**ЦЕЛЬ**
Замените «мотор» на «двигатель» и приведите отрывок текста о вдохновении целиком, начиная со слов «Но это не сон» и вплоть до слов «робкая, но сердце.».

**ФРАГМЕНТ ТЕКСТА**
───
Такие мгновения и случайности бывали со всеми. Если не с бросанием камня, так с прыжком, падением, удержанием равновесия и проч.
Но было это и не только с физическими движениями — слушаешь разговор и вдруг мелькнет мысль... промолчишь, не придашь ей значения... А через некоторое время читаешь где-нибудь... оказывается, мысль была верная и значительная, а вот — не поверил себе, — не дал ей хода... Или в трудную минуту мелькнет: «Вот что надо сделать! Вот как действовать!» Но заколеблешься, засомневаешься... И только потом: «А ведь верно тогда думал, так бы и надо было делать, а то — вот что вышло!..»
Проблески... мгновения... вдруг во тьме сверкнет что-то... осветит! — все ясно, все видно, все могу!.. — и погаснет.
Но это не сон и не самообман — это все-таки было.
Что это за проблески? Какого-то особенного дарования? Таланта?
Бывают не только секундные проблески: подхватит и понесет. Как подменили человека. Как будто проснулось что-то в человеке: спало мирным сном — и вдруг проснулось и заработало. Какой-то чудесный мотор, регулирующий аппарат.
Недолго, конечно, несколько минут, — но все-таки это уже не проблеск, а целое просветление.
Про актера, про музыканта тогда говорят: он в ударе, у него вдохновение.
Да, мне удавалось
Сегодня каждое движенье, слово.
Я вольно предавалась вдохновенью,
Слова лились, как будто их рождала
Не память робкая, но сердце.
(«Каменный гость» Пушкина, слова Лауры)35.
«Я не могу рассказать всех подробностей этой сцены; помню только, что я весь трепетал истинной страстью и будто во сне слышал крики восторга публики, ее одобрения и вызовы... Многие пришли затем в фойе поздравить Ристори и меня: я никого не видел, не знаю, был ли я достаточно любезен; я был еще в каком-то чаду».
───
**ЗАПИСИ**
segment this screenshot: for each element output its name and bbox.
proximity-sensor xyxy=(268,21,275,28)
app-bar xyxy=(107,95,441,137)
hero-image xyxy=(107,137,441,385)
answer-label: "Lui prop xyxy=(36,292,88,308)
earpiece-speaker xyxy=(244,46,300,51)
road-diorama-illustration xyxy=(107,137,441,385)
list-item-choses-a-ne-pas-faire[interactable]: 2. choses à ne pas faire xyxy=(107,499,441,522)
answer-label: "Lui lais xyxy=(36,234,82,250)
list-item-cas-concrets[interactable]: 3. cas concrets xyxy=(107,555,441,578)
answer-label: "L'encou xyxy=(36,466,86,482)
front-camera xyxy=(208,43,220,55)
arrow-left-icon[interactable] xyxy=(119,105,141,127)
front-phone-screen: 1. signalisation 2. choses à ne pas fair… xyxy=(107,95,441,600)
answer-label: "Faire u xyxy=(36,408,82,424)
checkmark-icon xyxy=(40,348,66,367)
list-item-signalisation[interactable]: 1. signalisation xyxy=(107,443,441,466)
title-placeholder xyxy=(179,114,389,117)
───
**ПИСЬМЕННЫЙ ОТВЕТ**
Но это не сон и не самообман — это все-таки было.
Что это за проблески? Какого-то особенного дарования? Таланта?
Бывают не только секундные проблески: подхватит и понесет. Как подменили человека. Как будто проснулось что-то в человеке: спало мирным сном — и вдруг проснулось и заработало. Какой-то чудесный двигатель, регулирующий аппарат.
Недолго, конечно, несколько минут, — но все-таки это уже не проблеск, а целое просветление.
Про актера, про музыканта тогда говорят: он в ударе, у него вдохновение.
Да, мне удавалось
Сегодня каждое движенье, слово.
Я вольно предавалась вдохновенью,
Слова лились, как будто их рождала
Не память робкая, но сердце.